WHAT THE TASK ASKS: What number of lines hold the word "Holy"? State that number and nothing besides.

##############################

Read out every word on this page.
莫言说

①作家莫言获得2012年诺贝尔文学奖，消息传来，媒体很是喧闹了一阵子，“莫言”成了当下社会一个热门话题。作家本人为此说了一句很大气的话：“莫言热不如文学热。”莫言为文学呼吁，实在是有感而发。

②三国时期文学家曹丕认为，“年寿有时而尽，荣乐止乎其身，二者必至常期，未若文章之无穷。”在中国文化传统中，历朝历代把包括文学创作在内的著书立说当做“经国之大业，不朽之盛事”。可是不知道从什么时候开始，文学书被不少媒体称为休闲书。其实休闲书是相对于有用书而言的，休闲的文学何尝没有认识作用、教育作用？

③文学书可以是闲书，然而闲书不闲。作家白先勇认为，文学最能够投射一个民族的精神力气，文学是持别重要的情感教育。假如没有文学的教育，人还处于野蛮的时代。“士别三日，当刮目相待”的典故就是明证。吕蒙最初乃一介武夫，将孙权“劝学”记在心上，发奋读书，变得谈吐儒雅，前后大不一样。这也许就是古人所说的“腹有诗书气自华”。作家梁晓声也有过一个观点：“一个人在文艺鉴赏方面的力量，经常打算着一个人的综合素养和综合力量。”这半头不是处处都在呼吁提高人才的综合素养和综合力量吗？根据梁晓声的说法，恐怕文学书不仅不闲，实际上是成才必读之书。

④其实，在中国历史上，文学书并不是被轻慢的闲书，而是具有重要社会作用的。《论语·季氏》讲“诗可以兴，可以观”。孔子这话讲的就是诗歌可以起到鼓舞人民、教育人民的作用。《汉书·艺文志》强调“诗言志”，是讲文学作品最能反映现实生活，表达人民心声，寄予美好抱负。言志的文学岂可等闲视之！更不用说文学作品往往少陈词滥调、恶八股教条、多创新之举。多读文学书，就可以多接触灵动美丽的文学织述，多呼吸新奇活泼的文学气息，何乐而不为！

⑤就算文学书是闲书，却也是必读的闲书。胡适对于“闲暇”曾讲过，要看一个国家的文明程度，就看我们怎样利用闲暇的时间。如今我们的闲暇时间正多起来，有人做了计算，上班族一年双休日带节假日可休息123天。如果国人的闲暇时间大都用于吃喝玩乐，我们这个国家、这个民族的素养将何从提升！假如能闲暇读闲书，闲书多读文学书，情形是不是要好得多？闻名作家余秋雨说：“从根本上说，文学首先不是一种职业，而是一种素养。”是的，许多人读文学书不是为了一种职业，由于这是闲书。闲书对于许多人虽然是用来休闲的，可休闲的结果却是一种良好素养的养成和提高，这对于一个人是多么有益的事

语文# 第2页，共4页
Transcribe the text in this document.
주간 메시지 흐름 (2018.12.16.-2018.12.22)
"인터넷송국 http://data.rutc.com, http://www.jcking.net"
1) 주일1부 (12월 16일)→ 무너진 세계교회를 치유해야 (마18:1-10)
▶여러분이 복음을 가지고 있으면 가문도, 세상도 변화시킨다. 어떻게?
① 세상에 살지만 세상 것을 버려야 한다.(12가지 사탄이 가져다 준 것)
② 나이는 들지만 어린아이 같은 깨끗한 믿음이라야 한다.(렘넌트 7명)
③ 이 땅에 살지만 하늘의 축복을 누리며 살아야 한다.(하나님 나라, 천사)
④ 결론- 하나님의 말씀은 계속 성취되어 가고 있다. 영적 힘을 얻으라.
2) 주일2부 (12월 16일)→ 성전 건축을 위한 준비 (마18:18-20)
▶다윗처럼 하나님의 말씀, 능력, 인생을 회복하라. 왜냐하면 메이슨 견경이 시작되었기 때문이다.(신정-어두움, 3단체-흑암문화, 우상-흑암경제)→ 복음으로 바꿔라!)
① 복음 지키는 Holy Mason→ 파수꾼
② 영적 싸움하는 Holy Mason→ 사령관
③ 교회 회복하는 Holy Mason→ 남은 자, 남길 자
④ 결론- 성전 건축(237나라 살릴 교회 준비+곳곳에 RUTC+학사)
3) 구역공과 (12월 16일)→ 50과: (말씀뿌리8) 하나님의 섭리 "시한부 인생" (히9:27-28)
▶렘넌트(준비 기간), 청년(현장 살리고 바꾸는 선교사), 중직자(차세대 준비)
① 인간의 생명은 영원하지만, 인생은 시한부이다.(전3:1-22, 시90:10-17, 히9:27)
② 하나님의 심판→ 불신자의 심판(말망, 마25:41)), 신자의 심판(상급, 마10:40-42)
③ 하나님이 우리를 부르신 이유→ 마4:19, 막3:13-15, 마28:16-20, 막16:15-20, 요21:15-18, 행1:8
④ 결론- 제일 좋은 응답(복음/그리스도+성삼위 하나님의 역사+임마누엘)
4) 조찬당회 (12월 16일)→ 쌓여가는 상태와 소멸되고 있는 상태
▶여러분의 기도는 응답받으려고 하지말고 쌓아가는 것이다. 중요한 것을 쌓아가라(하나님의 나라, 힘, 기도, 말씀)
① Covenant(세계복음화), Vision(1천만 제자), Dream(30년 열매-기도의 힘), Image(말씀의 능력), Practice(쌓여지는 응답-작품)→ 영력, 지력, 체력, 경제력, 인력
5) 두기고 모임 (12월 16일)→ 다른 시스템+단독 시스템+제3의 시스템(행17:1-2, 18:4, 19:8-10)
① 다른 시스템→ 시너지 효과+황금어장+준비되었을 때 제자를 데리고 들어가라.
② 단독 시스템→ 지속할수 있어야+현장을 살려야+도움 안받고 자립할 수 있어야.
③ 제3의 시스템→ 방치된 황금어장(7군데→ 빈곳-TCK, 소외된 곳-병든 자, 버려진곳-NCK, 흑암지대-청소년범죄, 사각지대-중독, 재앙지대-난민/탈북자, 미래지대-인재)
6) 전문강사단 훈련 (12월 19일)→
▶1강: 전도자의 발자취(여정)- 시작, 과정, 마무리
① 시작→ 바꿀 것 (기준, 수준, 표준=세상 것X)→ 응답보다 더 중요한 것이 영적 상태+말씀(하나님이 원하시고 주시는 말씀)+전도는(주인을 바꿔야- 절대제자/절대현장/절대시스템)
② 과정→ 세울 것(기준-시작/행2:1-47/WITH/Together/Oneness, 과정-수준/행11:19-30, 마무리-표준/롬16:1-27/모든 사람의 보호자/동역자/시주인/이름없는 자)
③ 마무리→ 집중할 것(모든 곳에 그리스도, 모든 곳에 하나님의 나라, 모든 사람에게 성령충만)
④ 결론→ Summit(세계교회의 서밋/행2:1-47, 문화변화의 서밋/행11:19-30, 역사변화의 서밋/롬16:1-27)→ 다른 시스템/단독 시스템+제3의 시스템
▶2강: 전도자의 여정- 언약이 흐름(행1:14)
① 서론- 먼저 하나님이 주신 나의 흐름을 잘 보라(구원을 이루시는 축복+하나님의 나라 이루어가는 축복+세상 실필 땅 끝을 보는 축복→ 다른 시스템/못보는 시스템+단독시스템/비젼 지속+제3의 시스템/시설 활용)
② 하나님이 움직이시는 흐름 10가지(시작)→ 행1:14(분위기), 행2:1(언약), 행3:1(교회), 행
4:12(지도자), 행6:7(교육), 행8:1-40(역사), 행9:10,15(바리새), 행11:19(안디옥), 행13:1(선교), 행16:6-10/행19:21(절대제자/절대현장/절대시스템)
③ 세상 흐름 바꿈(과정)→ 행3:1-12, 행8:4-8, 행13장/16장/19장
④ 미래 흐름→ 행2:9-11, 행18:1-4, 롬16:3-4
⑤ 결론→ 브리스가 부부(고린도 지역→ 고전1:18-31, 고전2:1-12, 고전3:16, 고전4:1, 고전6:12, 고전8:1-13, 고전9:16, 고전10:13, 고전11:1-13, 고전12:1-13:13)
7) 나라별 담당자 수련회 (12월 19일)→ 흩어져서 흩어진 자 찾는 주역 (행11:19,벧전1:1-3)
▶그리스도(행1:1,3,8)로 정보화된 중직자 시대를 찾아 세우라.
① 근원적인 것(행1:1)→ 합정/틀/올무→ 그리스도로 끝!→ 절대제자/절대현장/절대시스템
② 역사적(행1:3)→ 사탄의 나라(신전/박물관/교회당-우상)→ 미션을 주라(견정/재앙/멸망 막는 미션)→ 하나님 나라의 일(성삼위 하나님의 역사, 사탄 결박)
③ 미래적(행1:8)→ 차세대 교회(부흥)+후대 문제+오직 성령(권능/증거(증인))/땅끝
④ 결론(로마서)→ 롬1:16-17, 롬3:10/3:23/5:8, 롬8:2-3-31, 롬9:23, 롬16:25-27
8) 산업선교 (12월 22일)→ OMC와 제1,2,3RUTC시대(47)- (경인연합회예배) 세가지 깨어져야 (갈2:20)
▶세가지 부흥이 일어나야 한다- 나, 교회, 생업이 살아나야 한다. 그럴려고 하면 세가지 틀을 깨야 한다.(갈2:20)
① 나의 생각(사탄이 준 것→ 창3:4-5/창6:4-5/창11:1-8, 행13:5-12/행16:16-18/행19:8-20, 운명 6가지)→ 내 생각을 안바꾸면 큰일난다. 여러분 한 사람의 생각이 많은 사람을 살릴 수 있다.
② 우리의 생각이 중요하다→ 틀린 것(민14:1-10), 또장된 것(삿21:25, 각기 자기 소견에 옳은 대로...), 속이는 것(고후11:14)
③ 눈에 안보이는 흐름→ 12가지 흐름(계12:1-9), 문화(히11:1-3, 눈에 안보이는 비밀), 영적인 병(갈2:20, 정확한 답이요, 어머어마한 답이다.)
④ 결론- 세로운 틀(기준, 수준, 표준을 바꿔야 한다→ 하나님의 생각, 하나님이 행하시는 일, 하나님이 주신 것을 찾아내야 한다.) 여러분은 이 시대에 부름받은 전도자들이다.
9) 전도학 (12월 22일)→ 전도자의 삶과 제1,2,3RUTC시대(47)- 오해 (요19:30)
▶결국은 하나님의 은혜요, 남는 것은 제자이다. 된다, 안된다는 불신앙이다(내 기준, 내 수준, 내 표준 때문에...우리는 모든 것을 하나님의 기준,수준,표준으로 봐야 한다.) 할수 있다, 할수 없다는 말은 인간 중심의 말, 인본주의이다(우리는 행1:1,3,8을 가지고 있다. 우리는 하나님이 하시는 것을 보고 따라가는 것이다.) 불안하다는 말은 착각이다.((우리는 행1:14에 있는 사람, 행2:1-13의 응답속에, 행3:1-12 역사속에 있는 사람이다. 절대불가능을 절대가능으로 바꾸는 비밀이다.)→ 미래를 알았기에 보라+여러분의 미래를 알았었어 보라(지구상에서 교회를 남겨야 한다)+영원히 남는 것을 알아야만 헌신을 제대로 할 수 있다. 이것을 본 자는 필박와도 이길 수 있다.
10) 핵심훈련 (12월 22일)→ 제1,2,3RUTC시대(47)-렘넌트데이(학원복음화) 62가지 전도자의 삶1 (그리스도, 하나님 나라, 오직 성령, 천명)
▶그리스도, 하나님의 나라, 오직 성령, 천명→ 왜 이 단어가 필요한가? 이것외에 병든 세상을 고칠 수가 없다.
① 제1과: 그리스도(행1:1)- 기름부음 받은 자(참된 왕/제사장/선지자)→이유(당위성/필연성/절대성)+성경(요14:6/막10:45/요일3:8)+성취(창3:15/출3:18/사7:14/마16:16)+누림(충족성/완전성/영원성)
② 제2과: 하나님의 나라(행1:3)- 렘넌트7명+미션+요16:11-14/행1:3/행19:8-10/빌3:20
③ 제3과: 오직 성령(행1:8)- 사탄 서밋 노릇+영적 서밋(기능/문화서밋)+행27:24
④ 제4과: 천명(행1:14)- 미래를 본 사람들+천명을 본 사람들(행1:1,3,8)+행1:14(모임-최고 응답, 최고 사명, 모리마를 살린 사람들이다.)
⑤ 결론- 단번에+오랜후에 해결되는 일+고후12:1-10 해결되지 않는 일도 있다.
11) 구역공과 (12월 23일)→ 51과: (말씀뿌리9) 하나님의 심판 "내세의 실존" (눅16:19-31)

##############################

ANSWER TO THE EXERCISE: 3